• **Your task**: Retype the whole listing, please, keeping every line exact and dropping the pictures.

Stored dataset items
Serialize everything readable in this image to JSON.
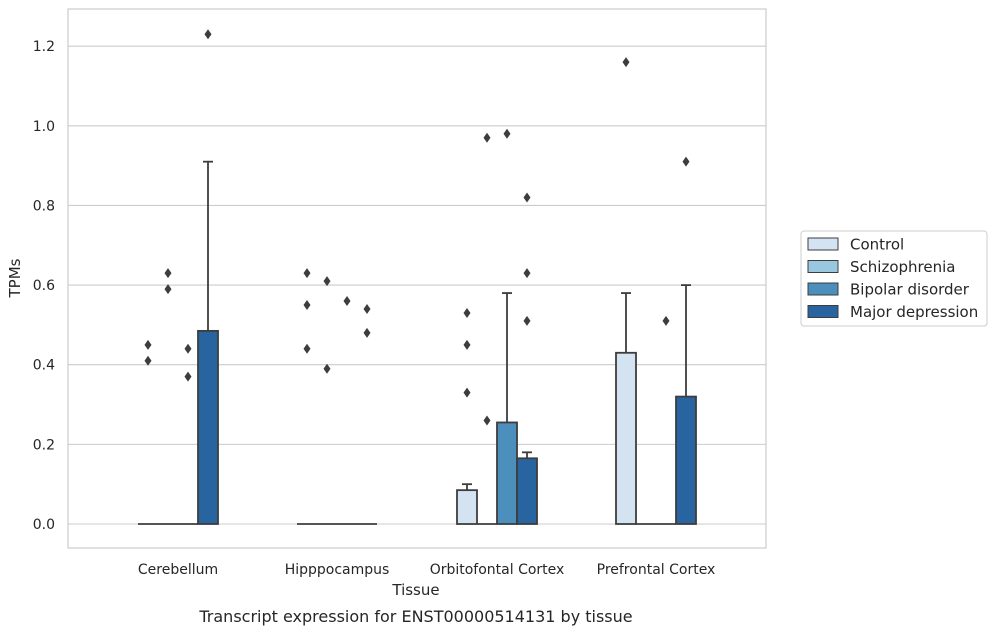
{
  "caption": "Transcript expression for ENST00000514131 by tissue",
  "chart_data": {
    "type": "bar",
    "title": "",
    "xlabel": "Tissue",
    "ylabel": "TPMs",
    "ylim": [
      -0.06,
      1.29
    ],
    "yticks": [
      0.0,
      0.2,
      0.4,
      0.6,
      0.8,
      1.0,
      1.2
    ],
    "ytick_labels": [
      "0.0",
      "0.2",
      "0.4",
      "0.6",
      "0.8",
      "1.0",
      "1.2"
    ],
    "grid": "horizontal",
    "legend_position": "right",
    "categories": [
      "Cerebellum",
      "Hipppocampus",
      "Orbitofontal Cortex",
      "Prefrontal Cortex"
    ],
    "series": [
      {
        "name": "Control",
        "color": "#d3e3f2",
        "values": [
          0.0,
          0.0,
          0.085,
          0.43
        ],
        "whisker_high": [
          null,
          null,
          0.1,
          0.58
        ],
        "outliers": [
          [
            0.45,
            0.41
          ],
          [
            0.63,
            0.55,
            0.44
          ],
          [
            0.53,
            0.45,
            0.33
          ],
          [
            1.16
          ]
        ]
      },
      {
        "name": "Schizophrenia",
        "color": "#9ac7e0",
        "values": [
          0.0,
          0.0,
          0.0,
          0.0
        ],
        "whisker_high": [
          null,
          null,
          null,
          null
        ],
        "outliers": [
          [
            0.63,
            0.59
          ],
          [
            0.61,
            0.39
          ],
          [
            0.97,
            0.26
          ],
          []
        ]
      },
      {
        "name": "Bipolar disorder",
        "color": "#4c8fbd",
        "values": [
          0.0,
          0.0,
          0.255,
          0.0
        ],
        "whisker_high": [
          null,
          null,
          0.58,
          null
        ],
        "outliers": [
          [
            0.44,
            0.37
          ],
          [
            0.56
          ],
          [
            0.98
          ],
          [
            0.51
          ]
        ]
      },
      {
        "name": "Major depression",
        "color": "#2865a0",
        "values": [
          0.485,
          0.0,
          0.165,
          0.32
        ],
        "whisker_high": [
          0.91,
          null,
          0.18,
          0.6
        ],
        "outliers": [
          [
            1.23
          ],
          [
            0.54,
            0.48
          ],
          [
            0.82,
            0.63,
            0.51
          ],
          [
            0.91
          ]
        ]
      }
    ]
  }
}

• **Output for this task**:
Serialize everything readable in this image to JSON.
{
  "caption": "Transcript expression for ENST00000514131 by tissue",
  "chart_data": {
    "type": "bar",
    "title": "",
    "xlabel": "Tissue",
    "ylabel": "TPMs",
    "ylim": [
      -0.06,
      1.29
    ],
    "yticks": [
      0.0,
      0.2,
      0.4,
      0.6,
      0.8,
      1.0,
      1.2
    ],
    "ytick_labels": [
      "0.0",
      "0.2",
      "0.4",
      "0.6",
      "0.8",
      "1.0",
      "1.2"
    ],
    "grid": "horizontal",
    "legend_position": "right",
    "categories": [
      "Cerebellum",
      "Hipppocampus",
      "Orbitofontal Cortex",
      "Prefrontal Cortex"
    ],
    "series": [
      {
        "name": "Control",
        "color": "#d3e3f2",
        "values": [
          0.0,
          0.0,
          0.085,
          0.43
        ],
        "whisker_high": [
          null,
          null,
          0.1,
          0.58
        ],
        "outliers": [
          [
            0.45,
            0.41
          ],
          [
            0.63,
            0.55,
            0.44
          ],
          [
            0.53,
            0.45,
            0.33
          ],
          [
            1.16
          ]
        ]
      },
      {
        "name": "Schizophrenia",
        "color": "#9ac7e0",
        "values": [
          0.0,
          0.0,
          0.0,
          0.0
        ],
        "whisker_high": [
          null,
          null,
          null,
          null
        ],
        "outliers": [
          [
            0.63,
            0.59
          ],
          [
            0.61,
            0.39
          ],
          [
            0.97,
            0.26
          ],
          []
        ]
      },
      {
        "name": "Bipolar disorder",
        "color": "#4c8fbd",
        "values": [
          0.0,
          0.0,
          0.255,
          0.0
        ],
        "whisker_high": [
          null,
          null,
          0.58,
          null
        ],
        "outliers": [
          [
            0.44,
            0.37
          ],
          [
            0.56
          ],
          [
            0.98
          ],
          [
            0.51
          ]
        ]
      },
      {
        "name": "Major depression",
        "color": "#2865a0",
        "values": [
          0.485,
          0.0,
          0.165,
          0.32
        ],
        "whisker_high": [
          0.91,
          null,
          0.18,
          0.6
        ],
        "outliers": [
          [
            1.23
          ],
          [
            0.54,
            0.48
          ],
          [
            0.82,
            0.63,
            0.51
          ],
          [
            0.91
          ]
        ]
      }
    ]
  }
}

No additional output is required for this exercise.